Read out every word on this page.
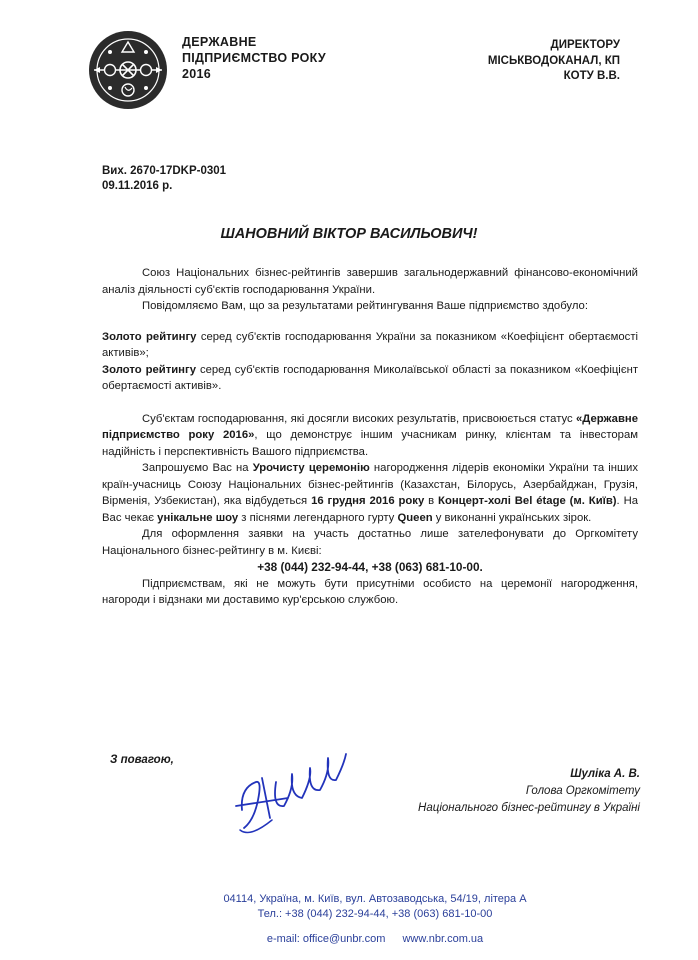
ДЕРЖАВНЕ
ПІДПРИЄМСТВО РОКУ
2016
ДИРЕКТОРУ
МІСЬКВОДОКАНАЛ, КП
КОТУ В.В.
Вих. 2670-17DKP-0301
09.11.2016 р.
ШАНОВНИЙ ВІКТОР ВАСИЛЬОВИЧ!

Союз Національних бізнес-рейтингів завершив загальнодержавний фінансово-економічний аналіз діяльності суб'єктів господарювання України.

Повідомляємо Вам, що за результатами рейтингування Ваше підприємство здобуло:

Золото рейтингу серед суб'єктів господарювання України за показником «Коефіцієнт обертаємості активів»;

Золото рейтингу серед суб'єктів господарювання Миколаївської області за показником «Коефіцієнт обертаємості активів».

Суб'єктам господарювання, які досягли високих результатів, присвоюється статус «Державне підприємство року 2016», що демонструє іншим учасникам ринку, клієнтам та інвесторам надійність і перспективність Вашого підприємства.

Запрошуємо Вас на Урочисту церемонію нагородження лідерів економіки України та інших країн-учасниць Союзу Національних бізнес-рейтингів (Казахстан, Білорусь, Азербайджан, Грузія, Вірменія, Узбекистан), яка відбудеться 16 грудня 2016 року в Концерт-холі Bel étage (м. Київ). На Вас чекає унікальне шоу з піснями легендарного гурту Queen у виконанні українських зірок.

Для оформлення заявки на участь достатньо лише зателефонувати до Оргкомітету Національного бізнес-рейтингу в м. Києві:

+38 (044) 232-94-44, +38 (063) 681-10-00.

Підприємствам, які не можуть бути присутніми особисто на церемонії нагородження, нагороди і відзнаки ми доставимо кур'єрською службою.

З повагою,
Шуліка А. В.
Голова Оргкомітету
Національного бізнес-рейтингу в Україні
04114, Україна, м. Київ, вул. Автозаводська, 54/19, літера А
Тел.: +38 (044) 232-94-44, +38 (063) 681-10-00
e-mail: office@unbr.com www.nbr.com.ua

==================================================

**AIM OF THE EXERCISE:** Transcribe the material exactly, leaving every picture out.

**RESULT:**
Read out every word on this page.
ДЕРЖАВНЕ
ПІДПРИЄМСТВО РОКУ
2016
ДИРЕКТОРУ
МІСЬКВОДОКАНАЛ, КП
КОТУ В.В.
Вих. 2670-17DKP-0301
09.11.2016 р.
ШАНОВНИЙ ВІКТОР ВАСИЛЬОВИЧ!

Союз Національних бізнес-рейтингів завершив загальнодержавний фінансово-економічний аналіз діяльності суб'єктів господарювання України.

Повідомляємо Вам, що за результатами рейтингування Ваше підприємство здобуло:

Золото рейтингу серед суб'єктів господарювання України за показником «Коефіцієнт обертаємості активів»;

Золото рейтингу серед суб'єктів господарювання Миколаївської області за показником «Коефіцієнт обертаємості активів».

Суб'єктам господарювання, які досягли високих результатів, присвоюється статус «Державне підприємство року 2016», що демонструє іншим учасникам ринку, клієнтам та інвесторам надійність і перспективність Вашого підприємства.

Запрошуємо Вас на Урочисту церемонію нагородження лідерів економіки України та інших країн-учасниць Союзу Національних бізнес-рейтингів (Казахстан, Білорусь, Азербайджан, Грузія, Вірменія, Узбекистан), яка відбудеться 16 грудня 2016 року в Концерт-холі Bel étage (м. Київ). На Вас чекає унікальне шоу з піснями легендарного гурту Queen у виконанні українських зірок.

Для оформлення заявки на участь достатньо лише зателефонувати до Оргкомітету Національного бізнес-рейтингу в м. Києві:

+38 (044) 232-94-44, +38 (063) 681-10-00.

Підприємствам, які не можуть бути присутніми особисто на церемонії нагородження, нагороди і відзнаки ми доставимо кур'єрською службою.

З повагою,
Шуліка А. В.
Голова Оргкомітету
Національного бізнес-рейтингу в Україні
04114, Україна, м. Київ, вул. Автозаводська, 54/19, літера А
Тел.: +38 (044) 232-94-44, +38 (063) 681-10-00
e-mail: office@unbr.com www.nbr.com.ua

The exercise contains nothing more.